== Given records

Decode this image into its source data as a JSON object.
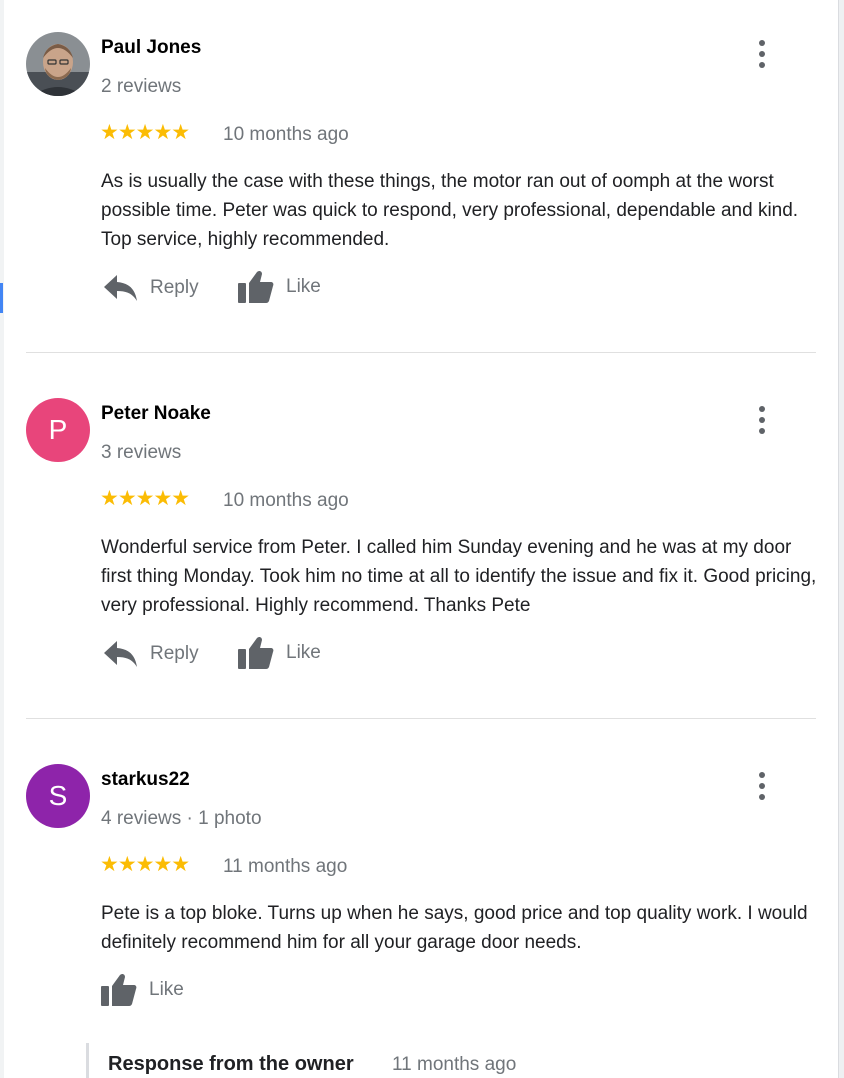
{
  "reviews": [
    {
      "name": "Paul Jones",
      "meta": "2 reviews",
      "stars": "★★★★★",
      "rating": 5,
      "date": "10 months ago",
      "text": "As is usually the case with these things, the motor ran out of oomph at the worst possible time. Peter was quick to respond, very professional, dependable and kind. Top service, highly recommended.",
      "reply_label": "Reply",
      "like_label": "Like"
    },
    {
      "name": "Peter Noake",
      "avatar_letter": "P",
      "avatar_color": "#e8457b",
      "meta": "3 reviews",
      "stars": "★★★★★",
      "rating": 5,
      "date": "10 months ago",
      "text": "Wonderful service from Peter. I called him Sunday evening and he was at my door first thing Monday. Took him no time at all to identify the issue and fix it. Good pricing, very professional. Highly recommend. Thanks Pete",
      "reply_label": "Reply",
      "like_label": "Like"
    },
    {
      "name": "starkus22",
      "avatar_letter": "S",
      "avatar_color": "#8e24aa",
      "meta": "4 reviews · 1 photo",
      "stars": "★★★★★",
      "rating": 5,
      "date": "11 months ago",
      "text": "Pete is a top bloke. Turns up when he says, good price and top quality work. I would definitely recommend him for all your garage door needs.",
      "like_label": "Like"
    }
  ],
  "owner_response": {
    "title": "Response from the owner",
    "date": "11 months ago"
  },
  "colors": {
    "star": "#fbbc04",
    "muted_text": "#70757a",
    "icon": "#5f6368"
  }
}
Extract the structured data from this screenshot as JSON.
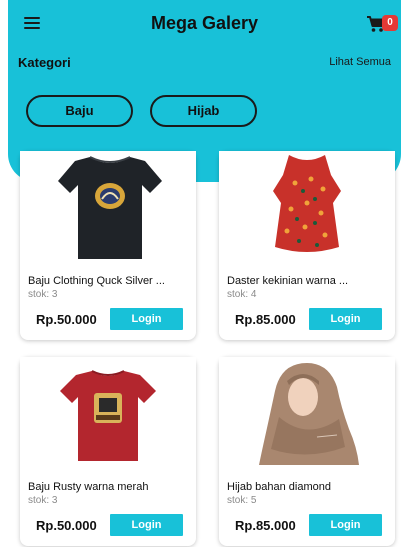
{
  "app": {
    "title": "Mega Galery",
    "cart_count": "0",
    "accent": "#18c1d8"
  },
  "category": {
    "title": "Kategori",
    "see_all": "Lihat Semua",
    "chips": [
      "Baju",
      "Hijab"
    ]
  },
  "products": [
    {
      "name": "Baju Clothing Quck Silver ...",
      "stock": "stok: 3",
      "price": "Rp.50.000",
      "button": "Login",
      "image": "black-tshirt"
    },
    {
      "name": "Daster kekinian warna ...",
      "stock": "stok: 4",
      "price": "Rp.85.000",
      "button": "Login",
      "image": "red-dress"
    },
    {
      "name": "Baju Rusty warna merah",
      "stock": "stok: 3",
      "price": "Rp.50.000",
      "button": "Login",
      "image": "red-tshirt"
    },
    {
      "name": "Hijab bahan diamond",
      "stock": "stok: 5",
      "price": "Rp.85.000",
      "button": "Login",
      "image": "hijab-model"
    }
  ]
}
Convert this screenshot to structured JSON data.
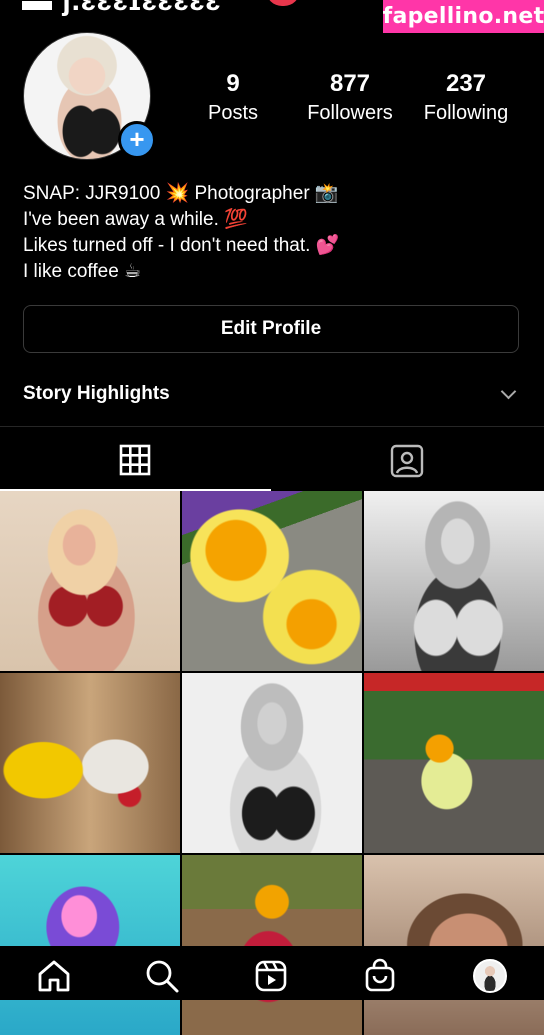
{
  "header": {
    "watermark": "fapellino.net"
  },
  "profile": {
    "stats": [
      {
        "value": "9",
        "label": "Posts"
      },
      {
        "value": "877",
        "label": "Followers"
      },
      {
        "value": "237",
        "label": "Following"
      }
    ],
    "bio": [
      "SNAP: JJR9100 💥 Photographer 📸",
      "I've been away a while. 💯",
      "Likes turned off - I don't need that. 💕",
      "I like coffee ☕"
    ],
    "edit_profile_label": "Edit Profile",
    "story_highlights_label": "Story Highlights",
    "add_badge": "+"
  },
  "tabs": [
    {
      "icon": "grid-icon",
      "active": true
    },
    {
      "icon": "tagged-icon",
      "active": false
    }
  ],
  "grid_posts": [
    "portrait-red-lingerie",
    "orange-drinks",
    "bw-portrait",
    "gin-cocktail",
    "bw-portrait-2",
    "lemonade-glass",
    "cyan-portrait",
    "raspberry-drink",
    "selfie-portrait"
  ],
  "bottom_nav": [
    {
      "icon": "home-icon"
    },
    {
      "icon": "search-icon"
    },
    {
      "icon": "reels-icon"
    },
    {
      "icon": "shop-icon"
    },
    {
      "icon": "profile-avatar"
    }
  ],
  "colors": {
    "background": "#000000",
    "accent_blue": "#3797f0",
    "watermark_pink": "#ff36a8"
  }
}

====

Pick out every line with the string "stok" and copy it.

      "stock": "stok: 3",
      "stock": "stok: 4",
      "stock": "stok: 3",
      "stock": "stok: 5",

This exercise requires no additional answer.